──────── GIVEN RECORDS ────────
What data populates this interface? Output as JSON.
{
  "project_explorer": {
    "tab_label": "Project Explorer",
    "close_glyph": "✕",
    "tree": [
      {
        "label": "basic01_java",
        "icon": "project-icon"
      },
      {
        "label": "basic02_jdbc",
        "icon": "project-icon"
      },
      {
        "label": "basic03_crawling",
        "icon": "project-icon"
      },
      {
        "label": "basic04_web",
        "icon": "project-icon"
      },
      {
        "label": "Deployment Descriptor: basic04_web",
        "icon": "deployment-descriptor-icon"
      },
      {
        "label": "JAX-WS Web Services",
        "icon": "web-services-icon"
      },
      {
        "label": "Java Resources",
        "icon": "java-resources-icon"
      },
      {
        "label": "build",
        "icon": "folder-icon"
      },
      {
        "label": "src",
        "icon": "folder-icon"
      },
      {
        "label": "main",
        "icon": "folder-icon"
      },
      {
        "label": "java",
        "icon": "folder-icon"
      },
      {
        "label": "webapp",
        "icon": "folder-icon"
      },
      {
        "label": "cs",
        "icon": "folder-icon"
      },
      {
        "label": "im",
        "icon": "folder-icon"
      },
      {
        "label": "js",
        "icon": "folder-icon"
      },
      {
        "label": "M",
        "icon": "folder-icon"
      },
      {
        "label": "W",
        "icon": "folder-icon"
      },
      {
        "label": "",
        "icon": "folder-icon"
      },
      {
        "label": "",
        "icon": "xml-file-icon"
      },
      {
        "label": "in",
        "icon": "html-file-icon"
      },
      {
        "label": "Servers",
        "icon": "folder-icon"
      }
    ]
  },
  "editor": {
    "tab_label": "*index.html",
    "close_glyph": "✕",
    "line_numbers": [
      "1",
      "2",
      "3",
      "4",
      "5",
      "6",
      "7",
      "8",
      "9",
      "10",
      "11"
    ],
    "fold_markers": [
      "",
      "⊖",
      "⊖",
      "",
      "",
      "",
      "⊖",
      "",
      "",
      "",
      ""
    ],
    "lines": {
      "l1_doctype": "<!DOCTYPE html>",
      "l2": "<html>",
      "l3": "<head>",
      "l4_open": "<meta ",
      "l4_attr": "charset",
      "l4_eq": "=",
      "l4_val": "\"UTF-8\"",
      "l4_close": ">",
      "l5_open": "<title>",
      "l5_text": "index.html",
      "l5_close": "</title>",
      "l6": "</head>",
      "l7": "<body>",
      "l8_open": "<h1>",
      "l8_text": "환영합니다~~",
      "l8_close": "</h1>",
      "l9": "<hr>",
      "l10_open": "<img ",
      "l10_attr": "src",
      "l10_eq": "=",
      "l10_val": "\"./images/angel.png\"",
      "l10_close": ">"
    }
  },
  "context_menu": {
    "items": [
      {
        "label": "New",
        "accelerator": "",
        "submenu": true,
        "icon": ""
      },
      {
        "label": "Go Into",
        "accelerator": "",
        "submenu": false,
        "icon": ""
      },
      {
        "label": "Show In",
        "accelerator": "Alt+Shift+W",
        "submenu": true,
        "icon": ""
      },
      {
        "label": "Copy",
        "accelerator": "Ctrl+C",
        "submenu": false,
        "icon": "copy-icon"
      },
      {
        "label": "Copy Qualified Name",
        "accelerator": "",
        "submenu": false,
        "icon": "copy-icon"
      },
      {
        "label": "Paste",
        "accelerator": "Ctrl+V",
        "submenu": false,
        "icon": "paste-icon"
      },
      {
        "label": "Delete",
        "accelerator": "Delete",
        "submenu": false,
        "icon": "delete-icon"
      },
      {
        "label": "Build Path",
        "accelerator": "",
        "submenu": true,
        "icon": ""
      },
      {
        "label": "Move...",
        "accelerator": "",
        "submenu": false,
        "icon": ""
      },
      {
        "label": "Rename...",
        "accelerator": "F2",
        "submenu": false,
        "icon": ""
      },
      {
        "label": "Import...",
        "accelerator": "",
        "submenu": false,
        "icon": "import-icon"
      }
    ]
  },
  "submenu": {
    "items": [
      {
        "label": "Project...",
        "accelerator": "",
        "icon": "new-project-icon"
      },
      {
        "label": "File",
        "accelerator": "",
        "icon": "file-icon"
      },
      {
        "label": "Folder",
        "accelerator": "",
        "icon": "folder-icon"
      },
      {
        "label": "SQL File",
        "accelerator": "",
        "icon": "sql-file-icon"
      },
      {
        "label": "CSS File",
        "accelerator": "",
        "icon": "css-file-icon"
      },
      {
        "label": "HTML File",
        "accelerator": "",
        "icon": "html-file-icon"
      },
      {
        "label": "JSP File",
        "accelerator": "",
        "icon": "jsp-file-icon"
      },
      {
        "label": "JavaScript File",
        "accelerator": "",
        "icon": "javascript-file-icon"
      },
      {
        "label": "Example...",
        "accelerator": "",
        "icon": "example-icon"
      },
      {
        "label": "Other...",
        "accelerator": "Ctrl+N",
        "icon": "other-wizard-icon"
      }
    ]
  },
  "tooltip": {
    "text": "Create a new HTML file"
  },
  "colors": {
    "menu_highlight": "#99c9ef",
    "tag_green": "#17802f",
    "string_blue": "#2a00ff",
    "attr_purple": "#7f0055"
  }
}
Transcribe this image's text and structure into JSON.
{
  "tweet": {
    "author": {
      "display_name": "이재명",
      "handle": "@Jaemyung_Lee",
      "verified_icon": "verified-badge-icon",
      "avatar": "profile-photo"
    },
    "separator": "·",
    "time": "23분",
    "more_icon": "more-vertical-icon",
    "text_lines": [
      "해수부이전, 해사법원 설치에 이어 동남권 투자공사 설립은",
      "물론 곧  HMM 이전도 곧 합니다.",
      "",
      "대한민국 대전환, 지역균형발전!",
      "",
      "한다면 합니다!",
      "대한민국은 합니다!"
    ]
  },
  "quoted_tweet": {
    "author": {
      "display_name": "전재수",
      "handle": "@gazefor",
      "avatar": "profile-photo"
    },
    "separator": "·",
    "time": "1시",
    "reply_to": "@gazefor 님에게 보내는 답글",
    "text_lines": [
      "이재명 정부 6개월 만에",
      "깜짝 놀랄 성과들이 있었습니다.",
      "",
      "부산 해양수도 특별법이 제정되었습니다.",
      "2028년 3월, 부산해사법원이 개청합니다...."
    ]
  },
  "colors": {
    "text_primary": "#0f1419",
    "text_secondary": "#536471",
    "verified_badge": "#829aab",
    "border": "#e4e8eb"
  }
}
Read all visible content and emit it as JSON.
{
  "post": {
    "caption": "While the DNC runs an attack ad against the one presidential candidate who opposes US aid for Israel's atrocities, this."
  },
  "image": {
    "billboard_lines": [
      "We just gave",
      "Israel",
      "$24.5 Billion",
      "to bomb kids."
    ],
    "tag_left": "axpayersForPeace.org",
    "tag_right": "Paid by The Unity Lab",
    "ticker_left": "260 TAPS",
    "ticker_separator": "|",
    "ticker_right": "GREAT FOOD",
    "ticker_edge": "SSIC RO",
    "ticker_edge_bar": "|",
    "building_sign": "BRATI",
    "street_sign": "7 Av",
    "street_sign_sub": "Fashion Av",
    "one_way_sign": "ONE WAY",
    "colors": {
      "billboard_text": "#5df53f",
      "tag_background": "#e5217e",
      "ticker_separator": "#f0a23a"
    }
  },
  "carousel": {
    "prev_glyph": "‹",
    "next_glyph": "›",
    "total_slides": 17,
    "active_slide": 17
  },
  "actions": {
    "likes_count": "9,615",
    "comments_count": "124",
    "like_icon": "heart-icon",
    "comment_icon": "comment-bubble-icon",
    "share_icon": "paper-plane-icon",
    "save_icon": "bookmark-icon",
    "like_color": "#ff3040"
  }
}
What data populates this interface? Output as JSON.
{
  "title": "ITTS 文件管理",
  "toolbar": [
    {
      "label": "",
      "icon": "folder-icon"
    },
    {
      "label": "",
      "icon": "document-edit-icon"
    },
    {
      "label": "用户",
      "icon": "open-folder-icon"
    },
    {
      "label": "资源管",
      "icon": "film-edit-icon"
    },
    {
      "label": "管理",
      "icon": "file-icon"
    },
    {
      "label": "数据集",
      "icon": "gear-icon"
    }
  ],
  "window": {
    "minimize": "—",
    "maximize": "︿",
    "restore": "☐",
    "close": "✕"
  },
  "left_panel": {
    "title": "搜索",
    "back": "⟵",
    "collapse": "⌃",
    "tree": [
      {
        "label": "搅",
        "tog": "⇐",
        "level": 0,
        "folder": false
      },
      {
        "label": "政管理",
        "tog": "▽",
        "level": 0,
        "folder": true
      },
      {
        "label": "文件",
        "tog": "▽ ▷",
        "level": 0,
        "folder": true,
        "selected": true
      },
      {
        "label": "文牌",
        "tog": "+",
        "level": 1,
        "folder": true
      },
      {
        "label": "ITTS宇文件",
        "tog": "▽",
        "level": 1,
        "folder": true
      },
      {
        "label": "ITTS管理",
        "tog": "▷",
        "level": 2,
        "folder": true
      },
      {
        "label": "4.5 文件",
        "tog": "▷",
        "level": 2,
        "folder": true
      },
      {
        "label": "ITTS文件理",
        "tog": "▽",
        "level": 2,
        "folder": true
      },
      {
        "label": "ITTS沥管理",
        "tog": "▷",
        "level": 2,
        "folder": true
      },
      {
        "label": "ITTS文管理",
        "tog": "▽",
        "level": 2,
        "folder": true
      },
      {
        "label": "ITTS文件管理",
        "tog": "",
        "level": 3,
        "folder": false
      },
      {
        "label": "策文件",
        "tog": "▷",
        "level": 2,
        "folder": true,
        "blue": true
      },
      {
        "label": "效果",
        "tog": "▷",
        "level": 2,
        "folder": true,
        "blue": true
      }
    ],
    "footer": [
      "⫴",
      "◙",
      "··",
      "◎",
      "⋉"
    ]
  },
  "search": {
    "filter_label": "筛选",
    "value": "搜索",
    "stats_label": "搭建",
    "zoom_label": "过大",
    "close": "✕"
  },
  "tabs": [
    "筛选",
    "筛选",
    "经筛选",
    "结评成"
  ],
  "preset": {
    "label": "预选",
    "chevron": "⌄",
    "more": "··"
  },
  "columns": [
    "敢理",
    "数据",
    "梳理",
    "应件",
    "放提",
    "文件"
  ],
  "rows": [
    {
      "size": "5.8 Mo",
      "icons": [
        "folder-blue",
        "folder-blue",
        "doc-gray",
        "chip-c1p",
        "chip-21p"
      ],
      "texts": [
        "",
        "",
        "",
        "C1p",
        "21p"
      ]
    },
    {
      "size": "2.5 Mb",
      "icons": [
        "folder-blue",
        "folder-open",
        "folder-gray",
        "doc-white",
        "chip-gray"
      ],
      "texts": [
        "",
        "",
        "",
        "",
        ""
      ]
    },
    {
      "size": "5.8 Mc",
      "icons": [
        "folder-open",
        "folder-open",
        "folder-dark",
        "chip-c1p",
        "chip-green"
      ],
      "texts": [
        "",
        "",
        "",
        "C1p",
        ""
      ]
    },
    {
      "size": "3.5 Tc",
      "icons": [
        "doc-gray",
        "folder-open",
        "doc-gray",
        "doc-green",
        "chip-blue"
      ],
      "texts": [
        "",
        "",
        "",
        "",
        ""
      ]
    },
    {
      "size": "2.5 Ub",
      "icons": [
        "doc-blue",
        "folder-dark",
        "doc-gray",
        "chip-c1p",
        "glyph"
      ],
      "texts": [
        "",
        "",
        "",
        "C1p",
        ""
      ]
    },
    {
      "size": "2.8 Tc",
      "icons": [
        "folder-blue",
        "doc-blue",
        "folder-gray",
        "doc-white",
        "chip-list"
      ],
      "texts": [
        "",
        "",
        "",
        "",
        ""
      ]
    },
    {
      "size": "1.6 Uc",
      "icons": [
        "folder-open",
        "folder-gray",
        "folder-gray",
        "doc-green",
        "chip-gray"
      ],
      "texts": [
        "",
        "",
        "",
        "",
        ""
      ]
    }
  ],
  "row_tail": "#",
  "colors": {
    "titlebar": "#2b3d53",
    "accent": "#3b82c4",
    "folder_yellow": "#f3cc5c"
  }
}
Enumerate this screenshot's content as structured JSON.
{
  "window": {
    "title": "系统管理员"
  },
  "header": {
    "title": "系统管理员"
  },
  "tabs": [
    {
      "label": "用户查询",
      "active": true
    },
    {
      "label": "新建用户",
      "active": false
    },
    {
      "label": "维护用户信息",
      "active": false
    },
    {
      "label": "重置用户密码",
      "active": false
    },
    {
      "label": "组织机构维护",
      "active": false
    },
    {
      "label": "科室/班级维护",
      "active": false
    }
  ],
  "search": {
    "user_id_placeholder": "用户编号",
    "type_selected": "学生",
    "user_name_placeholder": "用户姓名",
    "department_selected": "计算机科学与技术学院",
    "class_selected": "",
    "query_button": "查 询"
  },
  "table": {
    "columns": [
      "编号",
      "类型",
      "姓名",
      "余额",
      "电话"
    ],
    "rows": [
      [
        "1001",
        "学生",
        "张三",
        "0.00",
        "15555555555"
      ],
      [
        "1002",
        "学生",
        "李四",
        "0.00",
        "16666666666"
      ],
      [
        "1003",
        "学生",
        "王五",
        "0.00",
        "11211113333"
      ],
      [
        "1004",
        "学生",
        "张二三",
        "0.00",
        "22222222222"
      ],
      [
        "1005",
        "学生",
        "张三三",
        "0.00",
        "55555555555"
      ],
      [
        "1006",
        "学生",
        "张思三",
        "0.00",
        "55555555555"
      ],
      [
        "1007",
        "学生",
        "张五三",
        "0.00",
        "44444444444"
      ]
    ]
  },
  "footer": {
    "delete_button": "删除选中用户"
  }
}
────────
DO THIS
Go through the entries and return each line where the word "size" appears.

EXERCISE ANSWER
      "size": "5.8 Mo",
      "size": "2.5 Mb",
      "size": "5.8 Mc",
      "size": "3.5 Tc",
      "size": "2.5 Ub",
      "size": "2.8 Tc",
      "size": "1.6 Uc",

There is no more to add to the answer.